(Extracted data entries)
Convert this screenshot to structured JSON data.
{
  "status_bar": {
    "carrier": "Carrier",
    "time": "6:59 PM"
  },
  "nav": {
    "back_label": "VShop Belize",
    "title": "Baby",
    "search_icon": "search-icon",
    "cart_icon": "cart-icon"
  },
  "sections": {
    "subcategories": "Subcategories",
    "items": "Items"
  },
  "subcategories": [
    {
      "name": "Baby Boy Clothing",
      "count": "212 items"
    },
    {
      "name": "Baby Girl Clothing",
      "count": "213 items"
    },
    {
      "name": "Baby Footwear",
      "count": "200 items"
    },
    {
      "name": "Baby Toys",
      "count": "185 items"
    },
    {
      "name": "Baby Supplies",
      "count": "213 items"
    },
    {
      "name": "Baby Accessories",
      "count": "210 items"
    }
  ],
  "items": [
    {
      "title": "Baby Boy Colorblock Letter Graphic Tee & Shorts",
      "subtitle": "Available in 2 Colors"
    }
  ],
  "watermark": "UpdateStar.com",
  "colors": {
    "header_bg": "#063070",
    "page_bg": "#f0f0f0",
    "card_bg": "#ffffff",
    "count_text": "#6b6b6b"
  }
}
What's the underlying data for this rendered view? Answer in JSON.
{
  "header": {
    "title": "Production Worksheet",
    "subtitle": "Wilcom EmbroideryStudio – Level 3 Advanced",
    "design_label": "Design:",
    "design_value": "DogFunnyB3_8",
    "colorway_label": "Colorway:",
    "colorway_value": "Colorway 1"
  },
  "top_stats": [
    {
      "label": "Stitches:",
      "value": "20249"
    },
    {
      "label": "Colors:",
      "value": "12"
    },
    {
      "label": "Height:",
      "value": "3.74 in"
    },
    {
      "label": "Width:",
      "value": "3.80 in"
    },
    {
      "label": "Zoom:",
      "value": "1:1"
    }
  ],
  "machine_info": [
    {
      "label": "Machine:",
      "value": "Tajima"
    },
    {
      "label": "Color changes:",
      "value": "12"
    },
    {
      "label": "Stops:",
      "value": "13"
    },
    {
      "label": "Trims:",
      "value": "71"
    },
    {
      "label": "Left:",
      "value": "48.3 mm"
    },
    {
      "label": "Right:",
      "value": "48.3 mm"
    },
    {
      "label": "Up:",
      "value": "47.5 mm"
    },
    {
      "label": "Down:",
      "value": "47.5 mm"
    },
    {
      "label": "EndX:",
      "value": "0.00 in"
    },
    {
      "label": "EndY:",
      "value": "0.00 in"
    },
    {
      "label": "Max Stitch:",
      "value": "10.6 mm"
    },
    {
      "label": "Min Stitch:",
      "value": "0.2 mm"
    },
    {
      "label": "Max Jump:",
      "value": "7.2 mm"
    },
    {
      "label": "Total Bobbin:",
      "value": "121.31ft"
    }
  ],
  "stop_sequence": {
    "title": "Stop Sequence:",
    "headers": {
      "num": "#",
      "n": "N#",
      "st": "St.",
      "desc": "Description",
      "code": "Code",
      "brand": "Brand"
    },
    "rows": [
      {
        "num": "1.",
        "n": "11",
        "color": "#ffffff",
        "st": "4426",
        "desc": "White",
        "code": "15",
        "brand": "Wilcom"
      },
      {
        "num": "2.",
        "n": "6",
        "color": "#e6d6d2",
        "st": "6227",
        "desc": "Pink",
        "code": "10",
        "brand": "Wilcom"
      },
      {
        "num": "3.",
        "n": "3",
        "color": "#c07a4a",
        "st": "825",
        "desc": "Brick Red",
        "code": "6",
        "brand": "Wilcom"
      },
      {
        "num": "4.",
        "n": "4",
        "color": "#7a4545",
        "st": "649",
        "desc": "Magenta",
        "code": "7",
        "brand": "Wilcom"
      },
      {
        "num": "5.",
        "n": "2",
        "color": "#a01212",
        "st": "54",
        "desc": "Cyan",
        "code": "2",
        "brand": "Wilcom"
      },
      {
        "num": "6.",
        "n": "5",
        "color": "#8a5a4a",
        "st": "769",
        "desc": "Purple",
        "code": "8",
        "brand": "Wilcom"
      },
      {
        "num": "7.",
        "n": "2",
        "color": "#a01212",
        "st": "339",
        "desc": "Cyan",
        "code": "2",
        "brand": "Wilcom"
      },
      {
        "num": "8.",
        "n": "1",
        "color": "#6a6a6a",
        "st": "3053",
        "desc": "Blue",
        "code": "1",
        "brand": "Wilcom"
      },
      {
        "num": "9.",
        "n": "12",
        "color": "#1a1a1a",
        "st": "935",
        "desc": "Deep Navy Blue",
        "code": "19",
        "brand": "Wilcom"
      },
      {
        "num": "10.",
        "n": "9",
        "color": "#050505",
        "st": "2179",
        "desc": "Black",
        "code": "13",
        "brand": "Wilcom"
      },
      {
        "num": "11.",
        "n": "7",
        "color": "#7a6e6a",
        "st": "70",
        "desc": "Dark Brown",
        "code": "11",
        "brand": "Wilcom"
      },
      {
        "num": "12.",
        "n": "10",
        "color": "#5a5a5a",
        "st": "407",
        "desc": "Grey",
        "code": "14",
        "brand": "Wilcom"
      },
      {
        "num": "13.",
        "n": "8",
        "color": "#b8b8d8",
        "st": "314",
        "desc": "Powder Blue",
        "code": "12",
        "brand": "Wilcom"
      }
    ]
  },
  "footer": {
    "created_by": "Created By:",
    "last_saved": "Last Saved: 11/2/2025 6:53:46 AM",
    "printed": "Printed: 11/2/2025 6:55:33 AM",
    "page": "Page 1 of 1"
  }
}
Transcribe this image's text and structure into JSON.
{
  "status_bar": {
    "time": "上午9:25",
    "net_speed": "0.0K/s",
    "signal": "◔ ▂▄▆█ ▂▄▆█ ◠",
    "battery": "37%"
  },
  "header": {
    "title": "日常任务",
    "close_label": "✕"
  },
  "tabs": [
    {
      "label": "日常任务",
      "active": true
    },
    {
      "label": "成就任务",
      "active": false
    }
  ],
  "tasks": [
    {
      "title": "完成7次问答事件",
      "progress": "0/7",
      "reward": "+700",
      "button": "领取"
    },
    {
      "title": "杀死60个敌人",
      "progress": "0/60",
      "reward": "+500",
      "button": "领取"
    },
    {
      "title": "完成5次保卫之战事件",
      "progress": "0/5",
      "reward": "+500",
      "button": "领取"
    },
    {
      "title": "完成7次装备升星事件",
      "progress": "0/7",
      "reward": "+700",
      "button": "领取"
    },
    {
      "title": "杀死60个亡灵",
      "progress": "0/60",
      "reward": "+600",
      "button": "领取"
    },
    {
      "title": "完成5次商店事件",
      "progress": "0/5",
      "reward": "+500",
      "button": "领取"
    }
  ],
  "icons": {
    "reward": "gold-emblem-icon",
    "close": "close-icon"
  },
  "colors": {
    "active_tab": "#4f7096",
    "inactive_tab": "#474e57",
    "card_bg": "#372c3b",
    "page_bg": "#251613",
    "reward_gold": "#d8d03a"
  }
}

### WHAT THE TASK ASKS
Quote all the records. Keep every word exact.

### EXPECTED OUTPUT
Convert this screenshot to structured JSON data.
{
  "status_bar": {
    "carrier": "Carrier",
    "time": "6:59 PM"
  },
  "nav": {
    "back_label": "VShop Belize",
    "title": "Baby",
    "search_icon": "search-icon",
    "cart_icon": "cart-icon"
  },
  "sections": {
    "subcategories": "Subcategories",
    "items": "Items"
  },
  "subcategories": [
    {
      "name": "Baby Boy Clothing",
      "count": "212 items"
    },
    {
      "name": "Baby Girl Clothing",
      "count": "213 items"
    },
    {
      "name": "Baby Footwear",
      "count": "200 items"
    },
    {
      "name": "Baby Toys",
      "count": "185 items"
    },
    {
      "name": "Baby Supplies",
      "count": "213 items"
    },
    {
      "name": "Baby Accessories",
      "count": "210 items"
    }
  ],
  "items": [
    {
      "title": "Baby Boy Colorblock Letter Graphic Tee & Shorts",
      "subtitle": "Available in 2 Colors"
    }
  ],
  "watermark": "UpdateStar.com",
  "colors": {
    "header_bg": "#063070",
    "page_bg": "#f0f0f0",
    "card_bg": "#ffffff",
    "count_text": "#6b6b6b"
  }
}
What's the underlying data for this rendered view? Answer in JSON.
{
  "header": {
    "title": "Production Worksheet",
    "subtitle": "Wilcom EmbroideryStudio – Level 3 Advanced",
    "design_label": "Design:",
    "design_value": "DogFunnyB3_8",
    "colorway_label": "Colorway:",
    "colorway_value": "Colorway 1"
  },
  "top_stats": [
    {
      "label": "Stitches:",
      "value": "20249"
    },
    {
      "label": "Colors:",
      "value": "12"
    },
    {
      "label": "Height:",
      "value": "3.74 in"
    },
    {
      "label": "Width:",
      "value": "3.80 in"
    },
    {
      "label": "Zoom:",
      "value": "1:1"
    }
  ],
  "machine_info": [
    {
      "label": "Machine:",
      "value": "Tajima"
    },
    {
      "label": "Color changes:",
      "value": "12"
    },
    {
      "label": "Stops:",
      "value": "13"
    },
    {
      "label": "Trims:",
      "value": "71"
    },
    {
      "label": "Left:",
      "value": "48.3 mm"
    },
    {
      "label": "Right:",
      "value": "48.3 mm"
    },
    {
      "label": "Up:",
      "value": "47.5 mm"
    },
    {
      "label": "Down:",
      "value": "47.5 mm"
    },
    {
      "label": "EndX:",
      "value": "0.00 in"
    },
    {
      "label": "EndY:",
      "value": "0.00 in"
    },
    {
      "label": "Max Stitch:",
      "value": "10.6 mm"
    },
    {
      "label": "Min Stitch:",
      "value": "0.2 mm"
    },
    {
      "label": "Max Jump:",
      "value": "7.2 mm"
    },
    {
      "label": "Total Bobbin:",
      "value": "121.31ft"
    }
  ],
  "stop_sequence": {
    "title": "Stop Sequence:",
    "headers": {
      "num": "#",
      "n": "N#",
      "st": "St.",
      "desc": "Description",
      "code": "Code",
      "brand": "Brand"
    },
    "rows": [
      {
        "num": "1.",
        "n": "11",
        "color": "#ffffff",
        "st": "4426",
        "desc": "White",
        "code": "15",
        "brand": "Wilcom"
      },
      {
        "num": "2.",
        "n": "6",
        "color": "#e6d6d2",
        "st": "6227",
        "desc": "Pink",
        "code": "10",
        "brand": "Wilcom"
      },
      {
        "num": "3.",
        "n": "3",
        "color": "#c07a4a",
        "st": "825",
        "desc": "Brick Red",
        "code": "6",
        "brand": "Wilcom"
      },
      {
        "num": "4.",
        "n": "4",
        "color": "#7a4545",
        "st": "649",
        "desc": "Magenta",
        "code": "7",
        "brand": "Wilcom"
      },
      {
        "num": "5.",
        "n": "2",
        "color": "#a01212",
        "st": "54",
        "desc": "Cyan",
        "code": "2",
        "brand": "Wilcom"
      },
      {
        "num": "6.",
        "n": "5",
        "color": "#8a5a4a",
        "st": "769",
        "desc": "Purple",
        "code": "8",
        "brand": "Wilcom"
      },
      {
        "num": "7.",
        "n": "2",
        "color": "#a01212",
        "st": "339",
        "desc": "Cyan",
        "code": "2",
        "brand": "Wilcom"
      },
      {
        "num": "8.",
        "n": "1",
        "color": "#6a6a6a",
        "st": "3053",
        "desc": "Blue",
        "code": "1",
        "brand": "Wilcom"
      },
      {
        "num": "9.",
        "n": "12",
        "color": "#1a1a1a",
        "st": "935",
        "desc": "Deep Navy Blue",
        "code": "19",
        "brand": "Wilcom"
      },
      {
        "num": "10.",
        "n": "9",
        "color": "#050505",
        "st": "2179",
        "desc": "Black",
        "code": "13",
        "brand": "Wilcom"
      },
      {
        "num": "11.",
        "n": "7",
        "color": "#7a6e6a",
        "st": "70",
        "desc": "Dark Brown",
        "code": "11",
        "brand": "Wilcom"
      },
      {
        "num": "12.",
        "n": "10",
        "color": "#5a5a5a",
        "st": "407",
        "desc": "Grey",
        "code": "14",
        "brand": "Wilcom"
      },
      {
        "num": "13.",
        "n": "8",
        "color": "#b8b8d8",
        "st": "314",
        "desc": "Powder Blue",
        "code": "12",
        "brand": "Wilcom"
      }
    ]
  },
  "footer": {
    "created_by": "Created By:",
    "last_saved": "Last Saved: 11/2/2025 6:53:46 AM",
    "printed": "Printed: 11/2/2025 6:55:33 AM",
    "page": "Page 1 of 1"
  }
}
Transcribe this image's text and structure into JSON.
{
  "status_bar": {
    "time": "上午9:25",
    "net_speed": "0.0K/s",
    "signal": "◔ ▂▄▆█ ▂▄▆█ ◠",
    "battery": "37%"
  },
  "header": {
    "title": "日常任务",
    "close_label": "✕"
  },
  "tabs": [
    {
      "label": "日常任务",
      "active": true
    },
    {
      "label": "成就任务",
      "active": false
    }
  ],
  "tasks": [
    {
      "title": "完成7次问答事件",
      "progress": "0/7",
      "reward": "+700",
      "button": "领取"
    },
    {
      "title": "杀死60个敌人",
      "progress": "0/60",
      "reward": "+500",
      "button": "领取"
    },
    {
      "title": "完成5次保卫之战事件",
      "progress": "0/5",
      "reward": "+500",
      "button": "领取"
    },
    {
      "title": "完成7次装备升星事件",
      "progress": "0/7",
      "reward": "+700",
      "button": "领取"
    },
    {
      "title": "杀死60个亡灵",
      "progress": "0/60",
      "reward": "+600",
      "button": "领取"
    },
    {
      "title": "完成5次商店事件",
      "progress": "0/5",
      "reward": "+500",
      "button": "领取"
    }
  ],
  "icons": {
    "reward": "gold-emblem-icon",
    "close": "close-icon"
  },
  "colors": {
    "active_tab": "#4f7096",
    "inactive_tab": "#474e57",
    "card_bg": "#372c3b",
    "page_bg": "#251613",
    "reward_gold": "#d8d03a"
  }
}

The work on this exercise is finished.